*Written request*
Omit the pictures, then write out every entry exactly as it reads.

*Records supplied*
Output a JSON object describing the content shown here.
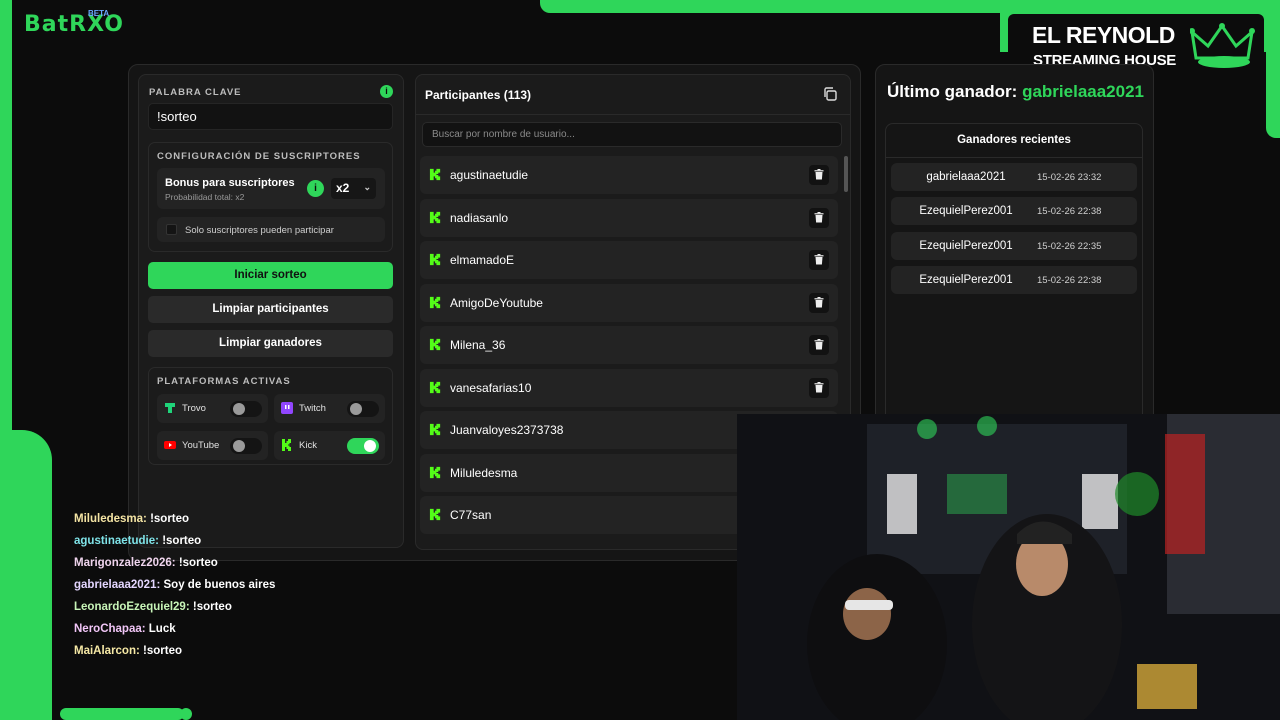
{
  "app": {
    "logo": "BatRXO",
    "beta": "BETA"
  },
  "brand": {
    "line1": "EL REYNOLD",
    "line2": "STREAMING HOUSE"
  },
  "keyword": {
    "label": "PALABRA CLAVE",
    "value": "!sorteo"
  },
  "subs": {
    "label": "CONFIGURACIÓN DE SUSCRIPTORES",
    "bonus_title": "Bonus para suscriptores",
    "bonus_sub": "Probabilidad total: x2",
    "multiplier": "x2",
    "only_subs": "Solo suscriptores pueden participar"
  },
  "buttons": {
    "start": "Iniciar sorteo",
    "clear_participants": "Limpiar participantes",
    "clear_winners": "Limpiar ganadores"
  },
  "platforms": {
    "label": "PLATAFORMAS ACTIVAS",
    "items": [
      {
        "name": "Trovo",
        "enabled": false,
        "color": "#1fd47a"
      },
      {
        "name": "Twitch",
        "enabled": false,
        "color": "#9146ff"
      },
      {
        "name": "YouTube",
        "enabled": false,
        "color": "#ff0000"
      },
      {
        "name": "Kick",
        "enabled": true,
        "color": "#53fc18"
      }
    ]
  },
  "participants": {
    "title": "Participantes (113)",
    "search_placeholder": "Buscar por nombre de usuario...",
    "items": [
      "agustinaetudie",
      "nadiasanlo",
      "elmamadoE",
      "AmigoDeYoutube",
      "Milena_36",
      "vanesafarias10",
      "Juanvaloyes2373738",
      "Miluledesma",
      "C77san"
    ]
  },
  "last_winner": {
    "label": "Último ganador:",
    "name": "gabrielaaa2021"
  },
  "recent_winners": {
    "title": "Ganadores recientes",
    "items": [
      {
        "name": "gabrielaaa2021",
        "date": "15-02-26 23:32"
      },
      {
        "name": "EzequielPerez001",
        "date": "15-02-26 22:38"
      },
      {
        "name": "EzequielPerez001",
        "date": "15-02-26 22:35"
      },
      {
        "name": "EzequielPerez001",
        "date": "15-02-26 22:38"
      }
    ]
  },
  "chat": [
    {
      "user": "Miluledesma:",
      "msg": "!sorteo",
      "color": "#f4e4a4"
    },
    {
      "user": "agustinaetudie:",
      "msg": "!sorteo",
      "color": "#7fe3e8"
    },
    {
      "user": "Marigonzalez2026:",
      "msg": "!sorteo",
      "color": "#f0d5ee"
    },
    {
      "user": "gabrielaaa2021:",
      "msg": "Soy de buenos aires",
      "color": "#e4d6ff"
    },
    {
      "user": "LeonardoEzequiel29:",
      "msg": "!sorteo",
      "color": "#c8f5b8"
    },
    {
      "user": "NeroChapaa:",
      "msg": "Luck",
      "color": "#f1c6f7"
    },
    {
      "user": "MaiAlarcon:",
      "msg": "!sorteo",
      "color": "#f6e9a6"
    }
  ],
  "colors": {
    "accent": "#2fd65a",
    "background": "#0c0c0c",
    "panel": "#1b1b1b"
  }
}
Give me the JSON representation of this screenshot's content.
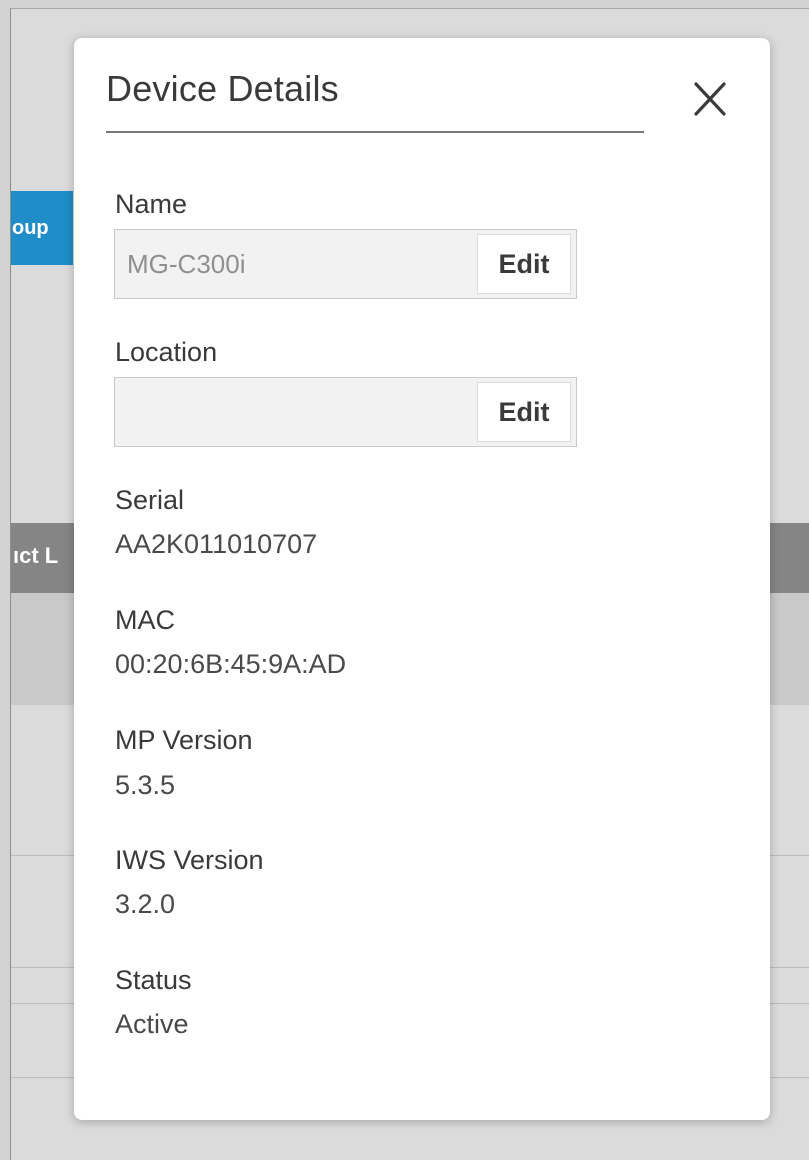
{
  "background": {
    "button_partial": "oup",
    "column_header_partial": "ıct L"
  },
  "dialog": {
    "title": "Device Details",
    "close_icon": "close-icon",
    "name": {
      "label": "Name",
      "value": "MG-C300i",
      "edit_label": "Edit"
    },
    "location": {
      "label": "Location",
      "value": "",
      "edit_label": "Edit"
    },
    "serial": {
      "label": "Serial",
      "value": "AA2K011010707"
    },
    "mac": {
      "label": "MAC",
      "value": "00:20:6B:45:9A:AD"
    },
    "mp_version": {
      "label": "MP Version",
      "value": "5.3.5"
    },
    "iws_version": {
      "label": "IWS Version",
      "value": "3.2.0"
    },
    "status": {
      "label": "Status",
      "value": "Active"
    }
  },
  "colors": {
    "accent": "#1f8dc7",
    "header_gray": "#858585",
    "dialog_bg": "#ffffff"
  }
}
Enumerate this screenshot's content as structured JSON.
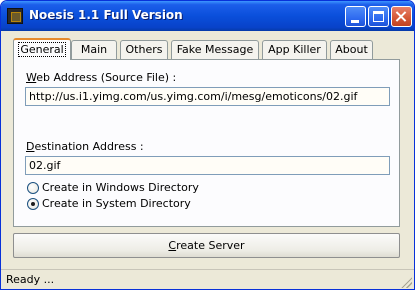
{
  "window": {
    "title": "Noesis 1.1 Full Version"
  },
  "tabs": [
    {
      "label": "General",
      "active": true
    },
    {
      "label": "Main",
      "active": false
    },
    {
      "label": "Others",
      "active": false
    },
    {
      "label": "Fake Message",
      "active": false
    },
    {
      "label": "App Killer",
      "active": false
    },
    {
      "label": "About",
      "active": false
    }
  ],
  "general": {
    "web_address_label_mnemonic": "W",
    "web_address_label_rest": "eb Address (Source File) :",
    "web_address_value": "http://us.i1.yimg.com/us.yimg.com/i/mesg/emoticons/02.gif",
    "destination_label_mnemonic": "D",
    "destination_label_rest": "estination Address :",
    "destination_value": "02.gif",
    "radio_options": [
      {
        "label": "Create in Windows Directory",
        "checked": false
      },
      {
        "label": "Create in System Directory",
        "checked": true
      }
    ]
  },
  "create_button": {
    "mnemonic": "C",
    "rest": "reate Server"
  },
  "status": {
    "text": "Ready ..."
  },
  "icons": {
    "app": "app-icon",
    "minimize": "minimize-icon",
    "maximize": "maximize-icon",
    "close": "close-icon"
  }
}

*Task output*
Output a JSON object describing the content shown here.
{
  "app": {
    "logo": "BatRXO",
    "beta": "BETA"
  },
  "brand": {
    "line1": "EL REYNOLD",
    "line2": "STREAMING HOUSE"
  },
  "keyword": {
    "label": "PALABRA CLAVE",
    "value": "!sorteo"
  },
  "subs": {
    "label": "CONFIGURACIÓN DE SUSCRIPTORES",
    "bonus_title": "Bonus para suscriptores",
    "bonus_sub": "Probabilidad total: x2",
    "multiplier": "x2",
    "only_subs": "Solo suscriptores pueden participar"
  },
  "buttons": {
    "start": "Iniciar sorteo",
    "clear_participants": "Limpiar participantes",
    "clear_winners": "Limpiar ganadores"
  },
  "platforms": {
    "label": "PLATAFORMAS ACTIVAS",
    "items": [
      {
        "name": "Trovo",
        "enabled": false,
        "color": "#1fd47a"
      },
      {
        "name": "Twitch",
        "enabled": false,
        "color": "#9146ff"
      },
      {
        "name": "YouTube",
        "enabled": false,
        "color": "#ff0000"
      },
      {
        "name": "Kick",
        "enabled": true,
        "color": "#53fc18"
      }
    ]
  },
  "participants": {
    "title": "Participantes (113)",
    "search_placeholder": "Buscar por nombre de usuario...",
    "items": [
      "agustinaetudie",
      "nadiasanlo",
      "elmamadoE",
      "AmigoDeYoutube",
      "Milena_36",
      "vanesafarias10",
      "Juanvaloyes2373738",
      "Miluledesma",
      "C77san"
    ]
  },
  "last_winner": {
    "label": "Último ganador:",
    "name": "gabrielaaa2021"
  },
  "recent_winners": {
    "title": "Ganadores recientes",
    "items": [
      {
        "name": "gabrielaaa2021",
        "date": "15-02-26 23:32"
      },
      {
        "name": "EzequielPerez001",
        "date": "15-02-26 22:38"
      },
      {
        "name": "EzequielPerez001",
        "date": "15-02-26 22:35"
      },
      {
        "name": "EzequielPerez001",
        "date": "15-02-26 22:38"
      }
    ]
  },
  "chat": [
    {
      "user": "Miluledesma:",
      "msg": "!sorteo",
      "color": "#f4e4a4"
    },
    {
      "user": "agustinaetudie:",
      "msg": "!sorteo",
      "color": "#7fe3e8"
    },
    {
      "user": "Marigonzalez2026:",
      "msg": "!sorteo",
      "color": "#f0d5ee"
    },
    {
      "user": "gabrielaaa2021:",
      "msg": "Soy de buenos aires",
      "color": "#e4d6ff"
    },
    {
      "user": "LeonardoEzequiel29:",
      "msg": "!sorteo",
      "color": "#c8f5b8"
    },
    {
      "user": "NeroChapaa:",
      "msg": "Luck",
      "color": "#f1c6f7"
    },
    {
      "user": "MaiAlarcon:",
      "msg": "!sorteo",
      "color": "#f6e9a6"
    }
  ],
  "colors": {
    "accent": "#2fd65a",
    "background": "#0c0c0c",
    "panel": "#1b1b1b"
  }
}
Give me the JSON representation of this screenshot's content.
{
  "background": {
    "button_partial": "oup",
    "column_header_partial": "ıct L"
  },
  "dialog": {
    "title": "Device Details",
    "close_icon": "close-icon",
    "name": {
      "label": "Name",
      "value": "MG-C300i",
      "edit_label": "Edit"
    },
    "location": {
      "label": "Location",
      "value": "",
      "edit_label": "Edit"
    },
    "serial": {
      "label": "Serial",
      "value": "AA2K011010707"
    },
    "mac": {
      "label": "MAC",
      "value": "00:20:6B:45:9A:AD"
    },
    "mp_version": {
      "label": "MP Version",
      "value": "5.3.5"
    },
    "iws_version": {
      "label": "IWS Version",
      "value": "3.2.0"
    },
    "status": {
      "label": "Status",
      "value": "Active"
    }
  },
  "colors": {
    "accent": "#1f8dc7",
    "header_gray": "#858585",
    "dialog_bg": "#ffffff"
  }
}
Enumerate this screenshot's content as structured JSON.
{
  "window": {
    "title": "Noesis 1.1 Full Version"
  },
  "tabs": [
    {
      "label": "General",
      "active": true
    },
    {
      "label": "Main",
      "active": false
    },
    {
      "label": "Others",
      "active": false
    },
    {
      "label": "Fake Message",
      "active": false
    },
    {
      "label": "App Killer",
      "active": false
    },
    {
      "label": "About",
      "active": false
    }
  ],
  "general": {
    "web_address_label_mnemonic": "W",
    "web_address_label_rest": "eb Address (Source File) :",
    "web_address_value": "http://us.i1.yimg.com/us.yimg.com/i/mesg/emoticons/02.gif",
    "destination_label_mnemonic": "D",
    "destination_label_rest": "estination Address :",
    "destination_value": "02.gif",
    "radio_options": [
      {
        "label": "Create in Windows Directory",
        "checked": false
      },
      {
        "label": "Create in System Directory",
        "checked": true
      }
    ]
  },
  "create_button": {
    "mnemonic": "C",
    "rest": "reate Server"
  },
  "status": {
    "text": "Ready ..."
  },
  "icons": {
    "app": "app-icon",
    "minimize": "minimize-icon",
    "maximize": "maximize-icon",
    "close": "close-icon"
  }
}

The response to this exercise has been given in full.